──────── RECORDED DATA
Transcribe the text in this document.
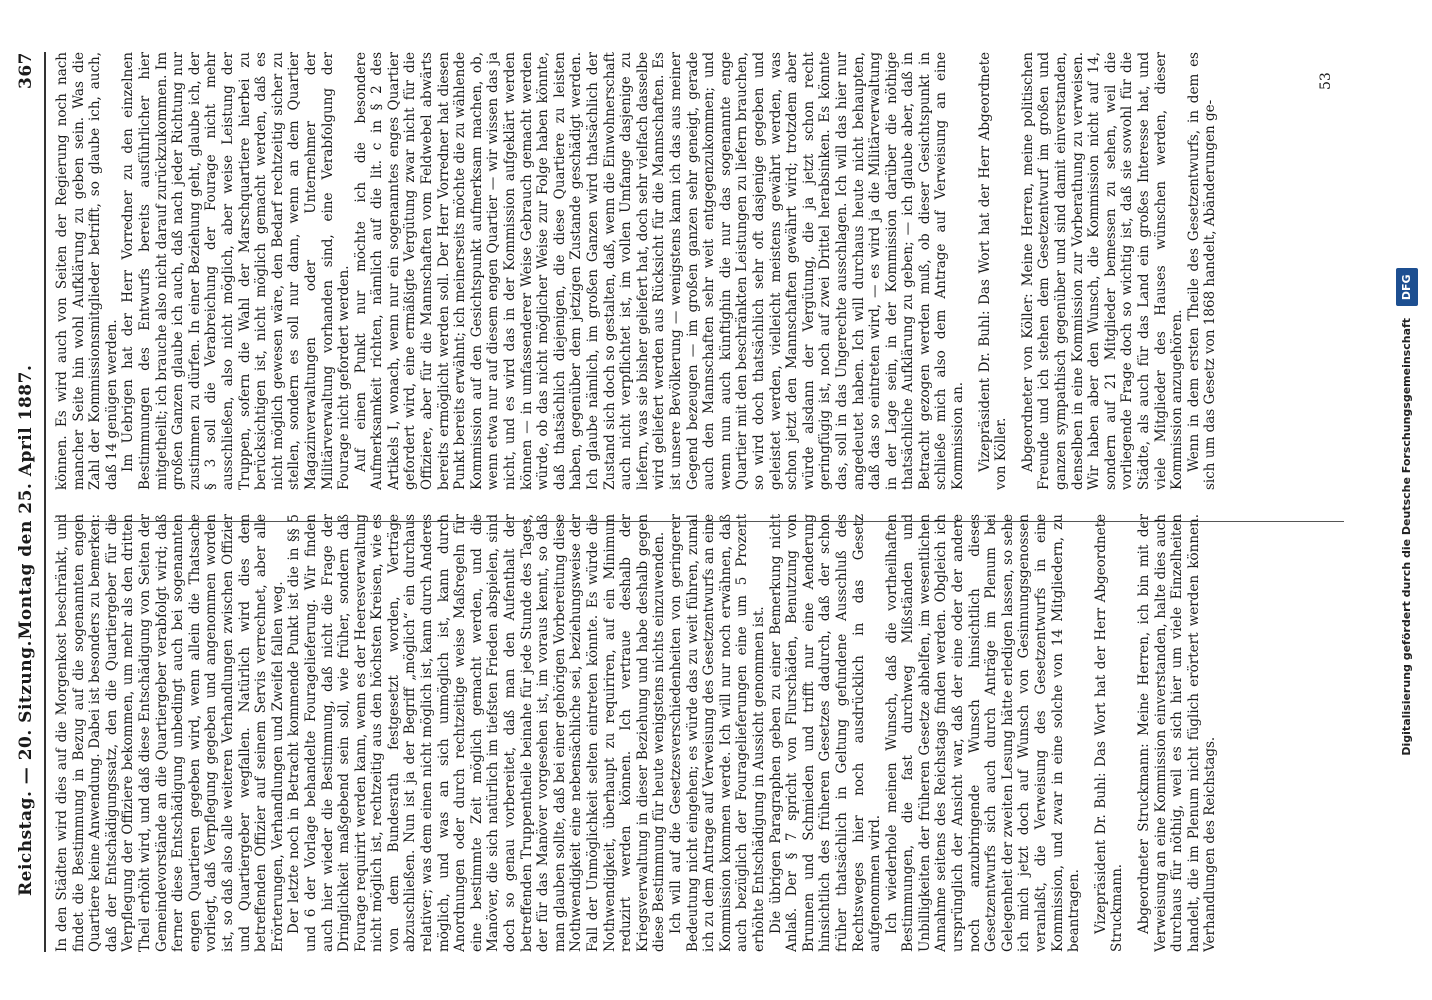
Reichstag. — 20. Sitzung.
Montag den 25. April 1887.
367

In den Städten wird dies auf die Morgenkost beschränkt, und findet die Bestimmung in Bezug auf die sogenannten engen Quartiere keine Anwendung. Dabei ist besonders zu bemerken: daß der Entschädigungssatz, den die Quartiergeber für die Verpflegung der Offiziere bekommen, um mehr als den dritten Theil erhöht wird, und daß diese Entschädigung von Seiten der Gemeindevorstände an die Quartiergeber verabfolgt wird; daß ferner diese Entschädigung unbedingt auch bei sogenannten engen Quartieren gegeben wird, wenn allein die Thatsache vorliegt, daß Verpflegung gegeben und angenommen worden ist, so daß also alle weiteren Verhandlungen zwischen Offizier und Quartiergeber wegfallen. Natürlich wird dies dem betreffenden Offizier auf seinem Servis verrechnet, aber alle Erörterungen, Verhandlungen und Zweifel fallen weg. Der letzte noch in Betracht kommende Punkt ist die in §§ 5 und 6 der Vorlage behandelte Fouragelieferung. Wir finden auch hier wieder die Bestimmung, daß nicht die Frage der Dringlichkeit maßgebend sein soll, wie früher, sondern daß Fourage requirirt werden kann, wenn es der Heeresverwaltung nicht möglich ist, rechtzeitig aus den höchsten Kreisen, wie es von dem Bundesrath festgesetzt worden, Verträge abzuschließen. Nun ist ja der Begriff „möglich“ ein durchaus relativer; was dem einen nicht möglich ist, kann durch Anderes möglich, und was an sich unmöglich ist, kann durch Anordnungen oder durch rechtzeitige weise Maßregeln für eine bestimmte Zeit möglich gemacht werden, und die Manöver, die sich natürlich im tiefsten Frieden abspielen, sind doch so genau vorbereitet, daß man den Aufenthalt der betreffenden Truppentheile beinahe für jede Stunde des Tages, der für das Manöver vorgesehen ist, im voraus kennt, so daß man glauben sollte, daß bei einer gehörigen Vorbereitung diese Nothwendigkeit eine nebensächliche sei, beziehungsweise der Fall der Unmöglichkeit selten eintreten könnte. Es würde die Nothwendigkeit, überhaupt zu requiriren, auf ein Minimum reduzirt werden können. Ich vertraue deshalb der Kriegsverwaltung in dieser Beziehung und habe deshalb gegen diese Bestimmung für heute wenigstens nichts einzuwenden. Ich will auf die Gesetzesverschiedenheiten von geringerer Bedeutung nicht eingehen; es würde das zu weit führen, zumal ich zu dem Antrage auf Verweisung des Gesetzentwurfs an eine Kommission kommen werde. Ich will nur noch erwähnen, daß auch bezüglich der Fouragelieferungen eine um 5 Prozent erhöhte Entschädigung in Aussicht genommen ist. Die übrigen Paragraphen geben zu einer Bemerkung nicht Anlaß. Der § 7 spricht von Flurschäden, Benutzung von Brunnen und Schmieden und trifft nur eine Aenderung hinsichtlich des früheren Gesetzes dadurch, daß der schon früher thatsächlich in Geltung gefundene Ausschluß des Rechtsweges hier noch ausdrücklich in das Gesetz aufgenommen wird. Ich wiederhole meinen Wunsch, daß die vortheilhaften Bestimmungen, die fast durchweg Mißständen und Unbilligkeiten der früheren Gesetze abhelfen, im wesentlichen Annahme seitens des Reichstags finden werden. Obgleich ich ursprünglich der Ansicht war, daß der eine oder der andere noch anzubringende Wunsch hinsichtlich dieses Gesetzentwurfs sich auch durch Anträge im Plenum bei Gelegenheit der zweiten Lesung hätte erledigen lassen, so sehe ich mich jetzt doch auf Wunsch von Gesinnungsgenossen veranlaßt, die Verweisung des Gesetzentwurfs in eine Kommission, und zwar in eine solche von 14 Mitgliedern, zu beantragen. Vizepräsident Dr. Buhl: Das Wort hat der Herr Abgeordnete Struckmann. Abgeordneter Struckmann: Meine Herren, ich bin mit der Verweisung an eine Kommission einverstanden, halte dies auch durchaus für nöthig, weil es sich hier um viele Einzelheiten handelt, die im Plenum nicht füglich erörtert werden können. Verhandlungen des Reichstags.

können. Es wird auch von Seiten der Regierung noch nach mancher Seite hin wohl Aufklärung zu geben sein. Was die Zahl der Kommissionsmitglieder betrifft, so glaube ich, auch, daß 14 genügen werden. Im Uebrigen hat der Herr Vorredner zu den einzelnen Bestimmungen des Entwurfs bereits ausführlicher hier mitgetheilt; ich brauche also nicht darauf zurückzukommen. Im großen Ganzen glaube ich auch, daß nach jeder Richtung nur zustimmen zu dürfen. In einer Beziehung geht, glaube ich, der § 3 soll die Verabreichung der Fourage nicht mehr ausschließen, also nicht möglich, aber weise Leistung der Truppen, sofern die Wahl der Marschquartiere hierbei zu berücksichtigen ist, nicht möglich gemacht werden, daß es nicht möglich gewesen wäre, den Bedarf rechtzeitig sicher zu stellen, sondern es soll nur dann, wenn an dem Quartier Magazinverwaltungen oder Unternehmer der Militärverwaltung vorhanden sind, eine Verabfolgung der Fourage nicht gefordert werden. Auf einen Punkt nur möchte ich die besondere Aufmerksamkeit richten, nämlich auf die lit. c in § 2 des Artikels I, wonach, wenn nur ein sogenanntes enges Quartier gefordert wird, eine ermäßigte Vergütung zwar nicht für die Offiziere, aber für die Mannschaften vom Feldwebel abwärts bereits ermöglicht werden soll. Der Herr Vorredner hat diesen Punkt bereits erwähnt; ich meinerseits möchte die zu wählende Kommission auf den Gesichtspunkt aufmerksam machen, ob, wenn etwa nur auf diesem engen Quartier — wir wissen das ja nicht, und es wird das in der Kommission aufgeklärt werden können — in umfassenderer Weise Gebrauch gemacht werden würde, ob das nicht möglicher Weise zur Folge haben könnte, daß thatsächlich diejenigen, die diese Quartiere zu leisten haben, gegenüber dem jetzigen Zustande geschädigt werden. Ich glaube nämlich, im großen Ganzen wird thatsächlich der Zustand sich doch so gestalten, daß, wenn die Einwohnerschaft auch nicht verpflichtet ist, im vollen Umfange dasjenige zu liefern, was sie bisher geliefert hat, doch sehr vielfach dasselbe wird geliefert werden aus Rücksicht für die Mannschaften. Es ist unsere Bevölkerung — wenigstens kann ich das aus meiner Gegend bezeugen — im großen ganzen sehr geneigt, gerade auch den Mannschaften sehr weit entgegenzukommen; und wenn nun auch künftighin die nur das sogenannte enge Quartier mit den beschränkten Leistungen zu liefern brauchen, so wird doch thatsächlich sehr oft dasjenige gegeben und geleistet werden, vielleicht meistens gewährt werden, was schon jetzt den Mannschaften gewährt wird; trotzdem aber würde alsdann der Vergütung, die ja jetzt schon recht geringfügig ist, noch auf zwei Drittel herabsinken. Es könnte das, soll in das Ungerechte ausschlagen. Ich will das hier nur angedeutet haben. Ich will durchaus heute nicht behaupten, daß das so eintreten wird, — es wird ja die Militärverwaltung in der Lage sein, in der Kommission darüber die nöthige thatsächliche Aufklärung zu geben; — ich glaube aber, daß in Betracht gezogen werden muß, ob dieser Gesichtspunkt in schließe mich also dem Antrage auf Verweisung an eine Kommission an. Vizepräsident Dr. Buhl: Das Wort hat der Herr Abgeordnete von Köller. Abgeordneter von Köller: Meine Herren, meine politischen Freunde und ich stehen dem Gesetzentwurf im großen und ganzen sympathisch gegenüber und sind damit einverstanden, denselben in eine Kommission zur Vorberathung zu verweisen. Wir haben aber den Wunsch, die Kommission nicht auf 14, sondern auf 21 Mitglieder bemessen zu sehen, weil die vorliegende Frage doch so wichtig ist, daß sie sowohl für die Städte, als auch für das Land ein großes Interesse hat, und viele Mitglieder des Hauses wünschen werden, dieser Kommission anzugehören. Wenn in dem ersten Theile des Gesetzentwurfs, in dem es sich um das Gesetz von 1868 handelt, Abänderungen ge-

53
Digitalisierung gefördert durch die Deutsche Forschungsgemeinschaft DFG
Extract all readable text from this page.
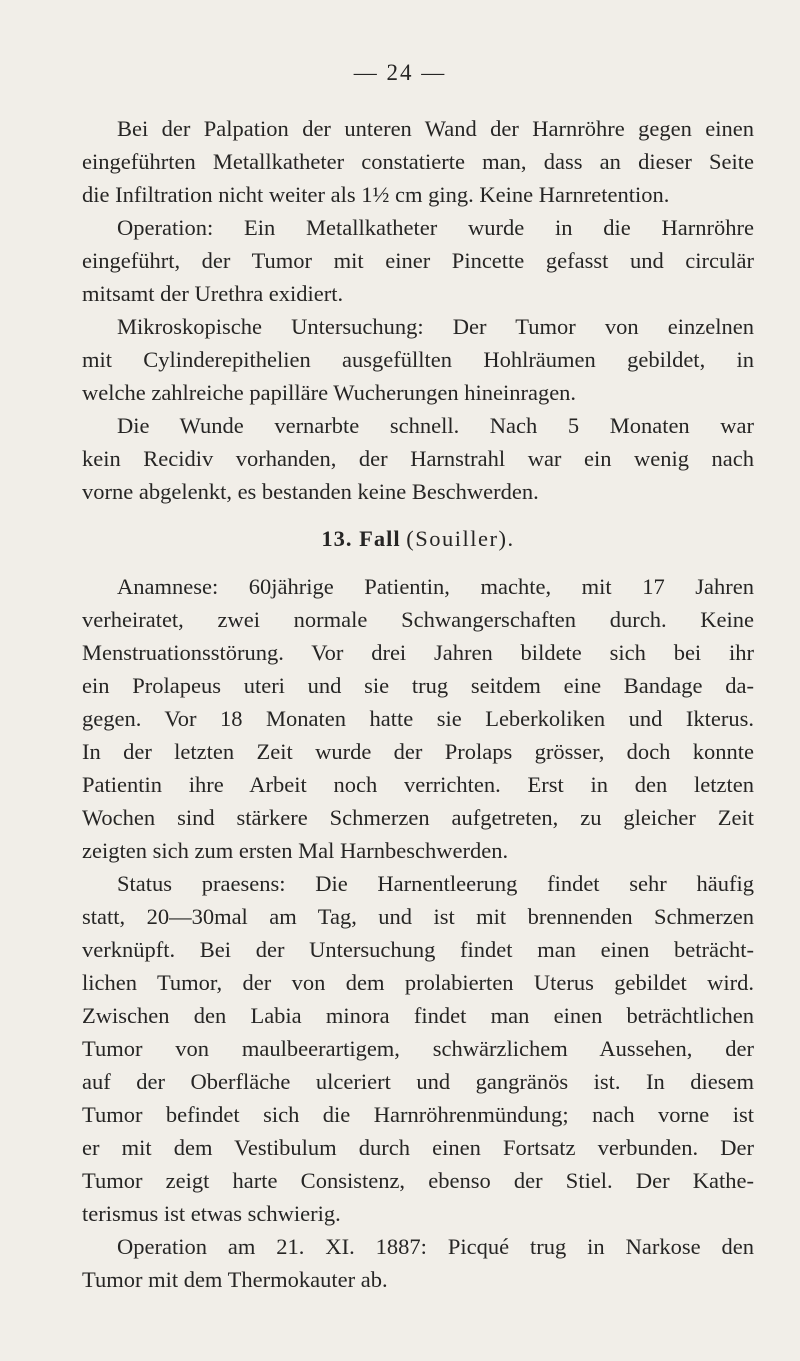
— 24 —
Bei der Palpation der unteren Wand der Harnröhre gegen einen
eingeführten Metallkatheter constatierte man, dass an dieser Seite
die Infiltration nicht weiter als 1½ cm ging. Keine Harnretention.
Operation: Ein Metallkatheter wurde in die Harnröhre
eingeführt, der Tumor mit einer Pincette gefasst und circulär
mitsamt der Urethra exidiert.
Mikroskopische Untersuchung: Der Tumor von einzelnen
mit Cylinderepithelien ausgefüllten Hohlräumen gebildet, in
welche zahlreiche papilläre Wucherungen hineinragen.
Die Wunde vernarbte schnell. Nach 5 Monaten war
kein Recidiv vorhanden, der Harnstrahl war ein wenig nach
vorne abgelenkt, es bestanden keine Beschwerden.
13. Fall (Souiller).
Anamnese: 60jährige Patientin, machte, mit 17 Jahren
verheiratet, zwei normale Schwangerschaften durch. Keine
Menstruationsstörung. Vor drei Jahren bildete sich bei ihr
ein Prolapeus uteri und sie trug seitdem eine Bandage da-
gegen. Vor 18 Monaten hatte sie Leberkoliken und Ikterus.
In der letzten Zeit wurde der Prolaps grösser, doch konnte
Patientin ihre Arbeit noch verrichten. Erst in den letzten
Wochen sind stärkere Schmerzen aufgetreten, zu gleicher Zeit
zeigten sich zum ersten Mal Harnbeschwerden.
Status praesens: Die Harnentleerung findet sehr häufig
statt, 20—30mal am Tag, und ist mit brennenden Schmerzen
verknüpft. Bei der Untersuchung findet man einen beträcht-
lichen Tumor, der von dem prolabierten Uterus gebildet wird.
Zwischen den Labia minora findet man einen beträchtlichen
Tumor von maulbeerartigem, schwärzlichem Aussehen, der
auf der Oberfläche ulceriert und gangränös ist. In diesem
Tumor befindet sich die Harnröhrenmündung; nach vorne ist
er mit dem Vestibulum durch einen Fortsatz verbunden. Der
Tumor zeigt harte Consistenz, ebenso der Stiel. Der Kathe-
terismus ist etwas schwierig.
Operation am 21. XI. 1887: Picqué trug in Narkose den
Tumor mit dem Thermokauter ab.
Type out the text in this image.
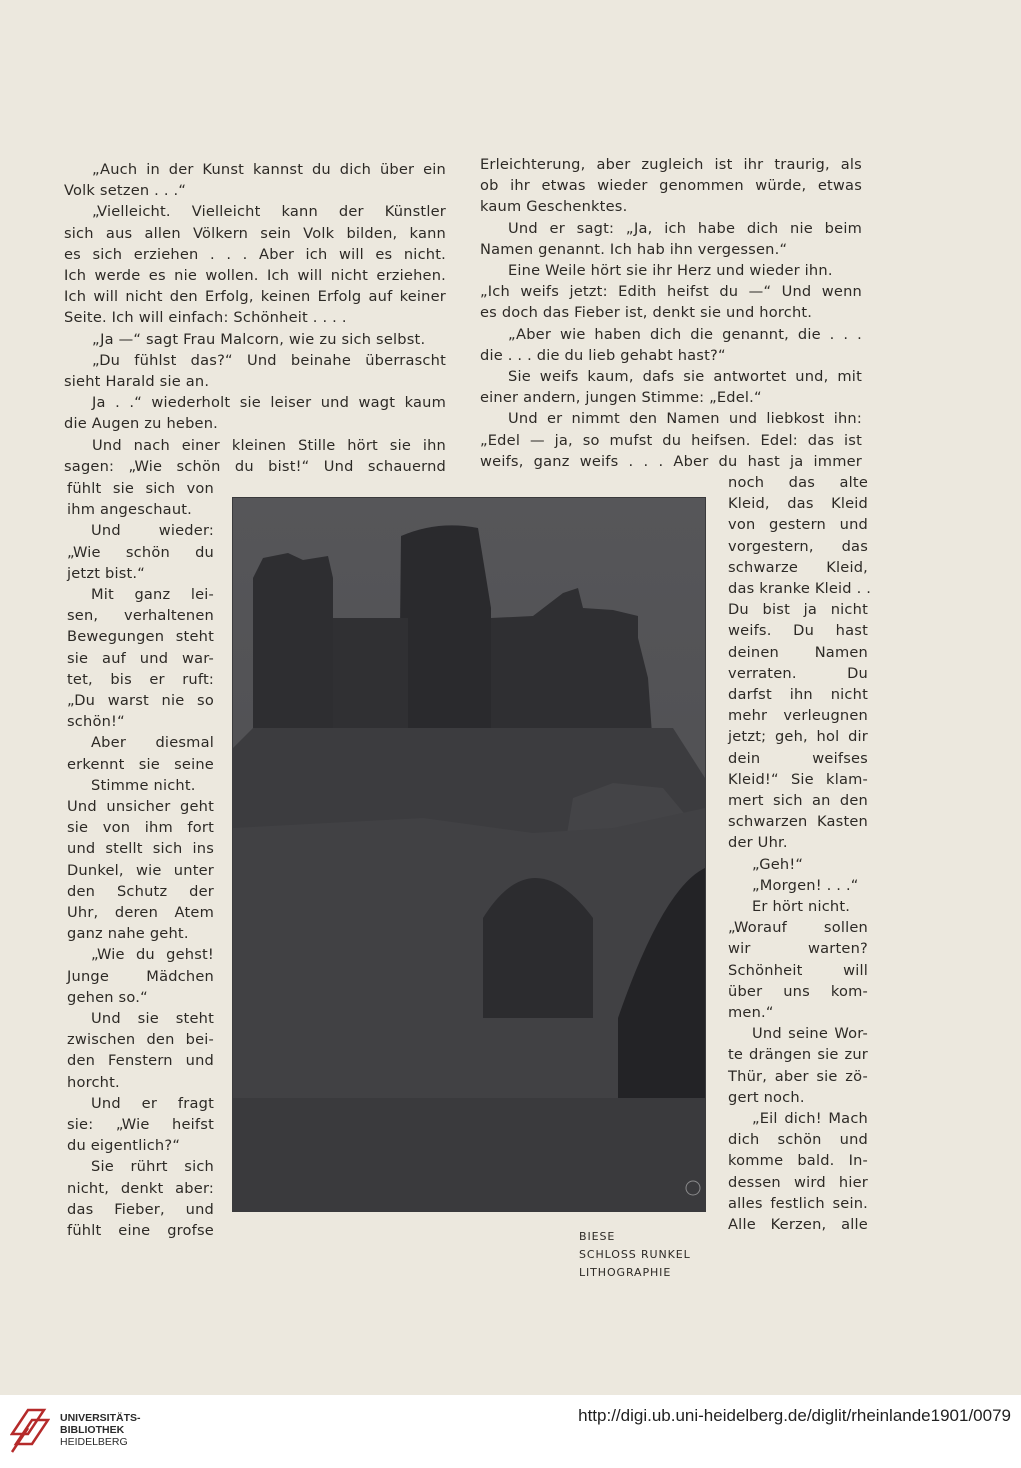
„Auch in der Kunst kannst du dich über ein
Volk setzen . . .“
„Vielleicht. Vielleicht kann der Künstler
sich aus allen Völkern sein Volk bilden, kann
es sich erziehen . . . Aber ich will es nicht.
Ich werde es nie wollen. Ich will nicht erziehen.
Ich will nicht den Erfolg, keinen Erfolg auf keiner
Seite. Ich will einfach: Schönheit . . . .
„Ja —“ sagt Frau Malcorn, wie zu sich selbst.
„Du fühlst das?“ Und beinahe überrascht
sieht Harald sie an.
Ja . .“ wiederholt sie leiser und wagt kaum
die Augen zu heben.
Und nach einer kleinen Stille hört sie ihn
sagen: „Wie schön du bist!“ Und schauernd
fühlt sie sich von
ihm angeschaut.
Und wieder:
„Wie schön du
jetzt bist.“
Mit ganz lei-
sen, verhaltenen
Bewegungen steht
sie auf und war-
tet, bis er ruft:
„Du warst nie so
schön!“
Aber diesmal
erkennt sie seine
Stimme nicht.
Und unsicher geht
sie von ihm fort
und stellt sich ins
Dunkel, wie unter
den Schutz der
Uhr, deren Atem
ganz nahe geht.
„Wie du gehst!
Junge Mädchen
gehen so.“
Und sie steht
zwischen den bei-
den Fenstern und
horcht.
Und er fragt
sie: „Wie heifst
du eigentlich?“
Sie rührt sich
nicht, denkt aber:
das Fieber, und
fühlt eine grofse
Erleichterung, aber zugleich ist ihr traurig, als
ob ihr etwas wieder genommen würde, etwas
kaum Geschenktes.
Und er sagt: „Ja, ich habe dich nie beim
Namen genannt. Ich hab ihn vergessen.“
Eine Weile hört sie ihr Herz und wieder ihn.
„Ich weifs jetzt: Edith heifst du —“ Und wenn
es doch das Fieber ist, denkt sie und horcht.
„Aber wie haben dich die genannt, die . . .
die . . . die du lieb gehabt hast?“
Sie weifs kaum, dafs sie antwortet und, mit
einer andern, jungen Stimme: „Edel.“
Und er nimmt den Namen und liebkost ihn:
„Edel — ja, so mufst du heifsen. Edel: das ist
weifs, ganz weifs . . . Aber du hast ja immer
noch das alte
Kleid, das Kleid
von gestern und
vorgestern, das
schwarze Kleid,
das kranke Kleid . .
Du bist ja nicht
weifs. Du hast
deinen Namen
verraten. Du
darfst ihn nicht
mehr verleugnen
jetzt; geh, hol dir
dein weifses
Kleid!“ Sie klam-
mert sich an den
schwarzen Kasten
der Uhr.
„Geh!“
„Morgen! . . .“
Er hört nicht.
„Worauf sollen
wir warten?
Schönheit will
über uns kom-
men.“
Und seine Wor-
te drängen sie zur
Thür, aber sie zö-
gert noch.
„Eil dich! Mach
dich schön und
komme bald. In-
dessen wird hier
alles festlich sein.
Alle Kerzen, alle
BIESE
SCHLOSS RUNKEL
LITHOGRAPHIE
UNIVERSITÄTS-
BIBLIOTHEK
HEIDELBERG
http://digi.ub.uni-heidelberg.de/diglit/rheinlande1901/0079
────────────────
*BRIEF*. Find and copy each line above that includes the string "fühlt".

*WRITTEN RESPONSE*.
fühlt sie sich von
fühlt eine grofse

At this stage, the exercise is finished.